→ WHAT TO DO: Print out every record exactly as it appears.

→ TASK MATERIAL:
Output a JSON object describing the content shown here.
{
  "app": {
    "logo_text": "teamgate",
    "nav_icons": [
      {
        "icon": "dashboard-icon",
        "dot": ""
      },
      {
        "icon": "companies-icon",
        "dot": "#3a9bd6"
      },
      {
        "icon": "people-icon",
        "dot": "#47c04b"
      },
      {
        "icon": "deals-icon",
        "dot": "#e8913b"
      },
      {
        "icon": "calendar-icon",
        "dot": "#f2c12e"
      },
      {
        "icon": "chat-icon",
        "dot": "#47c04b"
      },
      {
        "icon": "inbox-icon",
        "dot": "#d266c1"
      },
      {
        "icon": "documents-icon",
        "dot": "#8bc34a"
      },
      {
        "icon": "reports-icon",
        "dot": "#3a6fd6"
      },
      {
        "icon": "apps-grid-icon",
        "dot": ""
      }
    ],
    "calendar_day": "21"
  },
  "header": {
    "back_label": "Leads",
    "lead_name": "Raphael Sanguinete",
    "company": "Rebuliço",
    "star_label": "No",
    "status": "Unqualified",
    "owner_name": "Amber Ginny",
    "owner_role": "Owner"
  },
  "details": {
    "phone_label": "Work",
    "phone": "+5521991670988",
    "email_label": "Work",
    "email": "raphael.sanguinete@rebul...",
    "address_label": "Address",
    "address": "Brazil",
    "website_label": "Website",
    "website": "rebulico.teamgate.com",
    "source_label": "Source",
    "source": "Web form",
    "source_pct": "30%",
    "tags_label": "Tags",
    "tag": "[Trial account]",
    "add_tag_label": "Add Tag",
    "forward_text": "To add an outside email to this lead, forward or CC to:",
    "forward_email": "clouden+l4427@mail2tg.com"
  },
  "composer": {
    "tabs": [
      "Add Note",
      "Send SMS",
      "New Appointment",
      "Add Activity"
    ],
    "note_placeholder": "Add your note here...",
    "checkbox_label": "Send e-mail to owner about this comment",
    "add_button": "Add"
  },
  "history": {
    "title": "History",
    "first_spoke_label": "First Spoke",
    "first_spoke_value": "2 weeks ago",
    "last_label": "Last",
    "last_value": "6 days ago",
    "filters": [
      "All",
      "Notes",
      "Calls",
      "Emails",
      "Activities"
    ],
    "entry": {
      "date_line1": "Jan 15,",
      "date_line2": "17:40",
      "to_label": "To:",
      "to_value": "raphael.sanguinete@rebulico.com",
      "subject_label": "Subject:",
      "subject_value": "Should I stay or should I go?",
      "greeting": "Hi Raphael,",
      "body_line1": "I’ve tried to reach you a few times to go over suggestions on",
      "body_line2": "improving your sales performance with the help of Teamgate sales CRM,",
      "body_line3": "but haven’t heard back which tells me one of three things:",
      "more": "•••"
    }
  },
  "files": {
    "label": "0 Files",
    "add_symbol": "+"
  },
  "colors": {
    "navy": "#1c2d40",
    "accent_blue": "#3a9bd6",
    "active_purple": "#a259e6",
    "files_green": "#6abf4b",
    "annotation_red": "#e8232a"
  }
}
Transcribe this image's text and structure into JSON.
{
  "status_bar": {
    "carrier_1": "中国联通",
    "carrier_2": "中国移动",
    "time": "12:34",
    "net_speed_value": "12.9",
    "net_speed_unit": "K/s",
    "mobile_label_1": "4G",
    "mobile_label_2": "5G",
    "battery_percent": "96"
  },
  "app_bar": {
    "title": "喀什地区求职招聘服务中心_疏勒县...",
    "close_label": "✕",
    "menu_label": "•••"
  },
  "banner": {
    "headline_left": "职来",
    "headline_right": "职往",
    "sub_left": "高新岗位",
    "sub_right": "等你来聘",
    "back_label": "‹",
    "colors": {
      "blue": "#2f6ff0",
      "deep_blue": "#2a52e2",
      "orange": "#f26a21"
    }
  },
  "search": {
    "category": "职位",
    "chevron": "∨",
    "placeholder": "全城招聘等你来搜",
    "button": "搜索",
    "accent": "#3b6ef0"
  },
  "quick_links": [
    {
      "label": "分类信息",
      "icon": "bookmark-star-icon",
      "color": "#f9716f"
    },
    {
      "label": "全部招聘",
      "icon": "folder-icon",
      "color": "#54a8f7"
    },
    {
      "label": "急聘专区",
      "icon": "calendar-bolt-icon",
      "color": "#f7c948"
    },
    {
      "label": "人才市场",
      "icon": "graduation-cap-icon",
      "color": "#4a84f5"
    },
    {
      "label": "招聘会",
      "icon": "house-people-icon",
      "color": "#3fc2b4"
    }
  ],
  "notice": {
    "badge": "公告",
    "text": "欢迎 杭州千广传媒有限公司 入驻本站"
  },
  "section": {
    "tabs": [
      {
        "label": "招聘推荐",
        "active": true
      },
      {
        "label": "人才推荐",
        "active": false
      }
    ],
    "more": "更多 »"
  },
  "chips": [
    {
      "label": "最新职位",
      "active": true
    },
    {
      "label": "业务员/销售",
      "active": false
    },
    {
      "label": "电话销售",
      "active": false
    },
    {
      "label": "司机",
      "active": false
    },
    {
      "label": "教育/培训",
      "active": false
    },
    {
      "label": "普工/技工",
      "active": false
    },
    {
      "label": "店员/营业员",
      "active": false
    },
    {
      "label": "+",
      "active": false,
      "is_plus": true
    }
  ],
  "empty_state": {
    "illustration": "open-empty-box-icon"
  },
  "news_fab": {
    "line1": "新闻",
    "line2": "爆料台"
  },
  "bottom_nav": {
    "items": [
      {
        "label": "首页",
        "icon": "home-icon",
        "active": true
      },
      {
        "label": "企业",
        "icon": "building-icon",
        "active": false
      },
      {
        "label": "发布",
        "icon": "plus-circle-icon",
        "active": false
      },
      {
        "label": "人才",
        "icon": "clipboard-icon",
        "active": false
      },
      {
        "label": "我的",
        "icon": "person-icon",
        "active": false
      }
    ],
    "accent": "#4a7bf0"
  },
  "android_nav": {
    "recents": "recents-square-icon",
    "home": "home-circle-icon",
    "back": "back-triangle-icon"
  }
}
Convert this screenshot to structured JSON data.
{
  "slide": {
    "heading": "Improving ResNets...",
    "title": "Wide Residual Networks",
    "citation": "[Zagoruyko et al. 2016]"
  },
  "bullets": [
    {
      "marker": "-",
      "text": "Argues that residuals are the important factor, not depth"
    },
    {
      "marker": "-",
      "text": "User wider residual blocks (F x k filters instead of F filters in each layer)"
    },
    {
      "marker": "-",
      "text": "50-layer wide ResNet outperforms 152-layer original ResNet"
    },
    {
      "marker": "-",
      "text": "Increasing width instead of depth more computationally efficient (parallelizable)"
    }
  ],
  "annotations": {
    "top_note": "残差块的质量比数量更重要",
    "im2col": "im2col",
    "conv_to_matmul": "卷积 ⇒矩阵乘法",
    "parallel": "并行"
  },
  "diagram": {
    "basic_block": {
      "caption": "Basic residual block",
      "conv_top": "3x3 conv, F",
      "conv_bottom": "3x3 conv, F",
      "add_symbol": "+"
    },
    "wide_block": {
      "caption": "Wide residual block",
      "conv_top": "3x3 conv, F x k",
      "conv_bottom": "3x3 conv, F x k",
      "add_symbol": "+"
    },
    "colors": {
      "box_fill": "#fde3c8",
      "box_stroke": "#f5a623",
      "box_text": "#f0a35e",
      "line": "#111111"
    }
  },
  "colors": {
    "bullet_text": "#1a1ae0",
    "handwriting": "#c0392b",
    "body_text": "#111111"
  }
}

→ COMPLETE RESPONSE:
Output a JSON object describing the content shown here.
{
  "app": {
    "logo_text": "teamgate",
    "nav_icons": [
      {
        "icon": "dashboard-icon",
        "dot": ""
      },
      {
        "icon": "companies-icon",
        "dot": "#3a9bd6"
      },
      {
        "icon": "people-icon",
        "dot": "#47c04b"
      },
      {
        "icon": "deals-icon",
        "dot": "#e8913b"
      },
      {
        "icon": "calendar-icon",
        "dot": "#f2c12e"
      },
      {
        "icon": "chat-icon",
        "dot": "#47c04b"
      },
      {
        "icon": "inbox-icon",
        "dot": "#d266c1"
      },
      {
        "icon": "documents-icon",
        "dot": "#8bc34a"
      },
      {
        "icon": "reports-icon",
        "dot": "#3a6fd6"
      },
      {
        "icon": "apps-grid-icon",
        "dot": ""
      }
    ],
    "calendar_day": "21"
  },
  "header": {
    "back_label": "Leads",
    "lead_name": "Raphael Sanguinete",
    "company": "Rebuliço",
    "star_label": "No",
    "status": "Unqualified",
    "owner_name": "Amber Ginny",
    "owner_role": "Owner"
  },
  "details": {
    "phone_label": "Work",
    "phone": "+5521991670988",
    "email_label": "Work",
    "email": "raphael.sanguinete@rebul...",
    "address_label": "Address",
    "address": "Brazil",
    "website_label": "Website",
    "website": "rebulico.teamgate.com",
    "source_label": "Source",
    "source": "Web form",
    "source_pct": "30%",
    "tags_label": "Tags",
    "tag": "[Trial account]",
    "add_tag_label": "Add Tag",
    "forward_text": "To add an outside email to this lead, forward or CC to:",
    "forward_email": "clouden+l4427@mail2tg.com"
  },
  "composer": {
    "tabs": [
      "Add Note",
      "Send SMS",
      "New Appointment",
      "Add Activity"
    ],
    "note_placeholder": "Add your note here...",
    "checkbox_label": "Send e-mail to owner about this comment",
    "add_button": "Add"
  },
  "history": {
    "title": "History",
    "first_spoke_label": "First Spoke",
    "first_spoke_value": "2 weeks ago",
    "last_label": "Last",
    "last_value": "6 days ago",
    "filters": [
      "All",
      "Notes",
      "Calls",
      "Emails",
      "Activities"
    ],
    "entry": {
      "date_line1": "Jan 15,",
      "date_line2": "17:40",
      "to_label": "To:",
      "to_value": "raphael.sanguinete@rebulico.com",
      "subject_label": "Subject:",
      "subject_value": "Should I stay or should I go?",
      "greeting": "Hi Raphael,",
      "body_line1": "I’ve tried to reach you a few times to go over suggestions on",
      "body_line2": "improving your sales performance with the help of Teamgate sales CRM,",
      "body_line3": "but haven’t heard back which tells me one of three things:",
      "more": "•••"
    }
  },
  "files": {
    "label": "0 Files",
    "add_symbol": "+"
  },
  "colors": {
    "navy": "#1c2d40",
    "accent_blue": "#3a9bd6",
    "active_purple": "#a259e6",
    "files_green": "#6abf4b",
    "annotation_red": "#e8232a"
  }
}
Transcribe this image's text and structure into JSON.
{
  "status_bar": {
    "carrier_1": "中国联通",
    "carrier_2": "中国移动",
    "time": "12:34",
    "net_speed_value": "12.9",
    "net_speed_unit": "K/s",
    "mobile_label_1": "4G",
    "mobile_label_2": "5G",
    "battery_percent": "96"
  },
  "app_bar": {
    "title": "喀什地区求职招聘服务中心_疏勒县...",
    "close_label": "✕",
    "menu_label": "•••"
  },
  "banner": {
    "headline_left": "职来",
    "headline_right": "职往",
    "sub_left": "高新岗位",
    "sub_right": "等你来聘",
    "back_label": "‹",
    "colors": {
      "blue": "#2f6ff0",
      "deep_blue": "#2a52e2",
      "orange": "#f26a21"
    }
  },
  "search": {
    "category": "职位",
    "chevron": "∨",
    "placeholder": "全城招聘等你来搜",
    "button": "搜索",
    "accent": "#3b6ef0"
  },
  "quick_links": [
    {
      "label": "分类信息",
      "icon": "bookmark-star-icon",
      "color": "#f9716f"
    },
    {
      "label": "全部招聘",
      "icon": "folder-icon",
      "color": "#54a8f7"
    },
    {
      "label": "急聘专区",
      "icon": "calendar-bolt-icon",
      "color": "#f7c948"
    },
    {
      "label": "人才市场",
      "icon": "graduation-cap-icon",
      "color": "#4a84f5"
    },
    {
      "label": "招聘会",
      "icon": "house-people-icon",
      "color": "#3fc2b4"
    }
  ],
  "notice": {
    "badge": "公告",
    "text": "欢迎 杭州千广传媒有限公司 入驻本站"
  },
  "section": {
    "tabs": [
      {
        "label": "招聘推荐",
        "active": true
      },
      {
        "label": "人才推荐",
        "active": false
      }
    ],
    "more": "更多 »"
  },
  "chips": [
    {
      "label": "最新职位",
      "active": true
    },
    {
      "label": "业务员/销售",
      "active": false
    },
    {
      "label": "电话销售",
      "active": false
    },
    {
      "label": "司机",
      "active": false
    },
    {
      "label": "教育/培训",
      "active": false
    },
    {
      "label": "普工/技工",
      "active": false
    },
    {
      "label": "店员/营业员",
      "active": false
    },
    {
      "label": "+",
      "active": false,
      "is_plus": true
    }
  ],
  "empty_state": {
    "illustration": "open-empty-box-icon"
  },
  "news_fab": {
    "line1": "新闻",
    "line2": "爆料台"
  },
  "bottom_nav": {
    "items": [
      {
        "label": "首页",
        "icon": "home-icon",
        "active": true
      },
      {
        "label": "企业",
        "icon": "building-icon",
        "active": false
      },
      {
        "label": "发布",
        "icon": "plus-circle-icon",
        "active": false
      },
      {
        "label": "人才",
        "icon": "clipboard-icon",
        "active": false
      },
      {
        "label": "我的",
        "icon": "person-icon",
        "active": false
      }
    ],
    "accent": "#4a7bf0"
  },
  "android_nav": {
    "recents": "recents-square-icon",
    "home": "home-circle-icon",
    "back": "back-triangle-icon"
  }
}
Convert this screenshot to structured JSON data.
{
  "slide": {
    "heading": "Improving ResNets...",
    "title": "Wide Residual Networks",
    "citation": "[Zagoruyko et al. 2016]"
  },
  "bullets": [
    {
      "marker": "-",
      "text": "Argues that residuals are the important factor, not depth"
    },
    {
      "marker": "-",
      "text": "User wider residual blocks (F x k filters instead of F filters in each layer)"
    },
    {
      "marker": "-",
      "text": "50-layer wide ResNet outperforms 152-layer original ResNet"
    },
    {
      "marker": "-",
      "text": "Increasing width instead of depth more computationally efficient (parallelizable)"
    }
  ],
  "annotations": {
    "top_note": "残差块的质量比数量更重要",
    "im2col": "im2col",
    "conv_to_matmul": "卷积 ⇒矩阵乘法",
    "parallel": "并行"
  },
  "diagram": {
    "basic_block": {
      "caption": "Basic residual block",
      "conv_top": "3x3 conv, F",
      "conv_bottom": "3x3 conv, F",
      "add_symbol": "+"
    },
    "wide_block": {
      "caption": "Wide residual block",
      "conv_top": "3x3 conv, F x k",
      "conv_bottom": "3x3 conv, F x k",
      "add_symbol": "+"
    },
    "colors": {
      "box_fill": "#fde3c8",
      "box_stroke": "#f5a623",
      "box_text": "#f0a35e",
      "line": "#111111"
    }
  },
  "colors": {
    "bullet_text": "#1a1ae0",
    "handwriting": "#c0392b",
    "body_text": "#111111"
  }
}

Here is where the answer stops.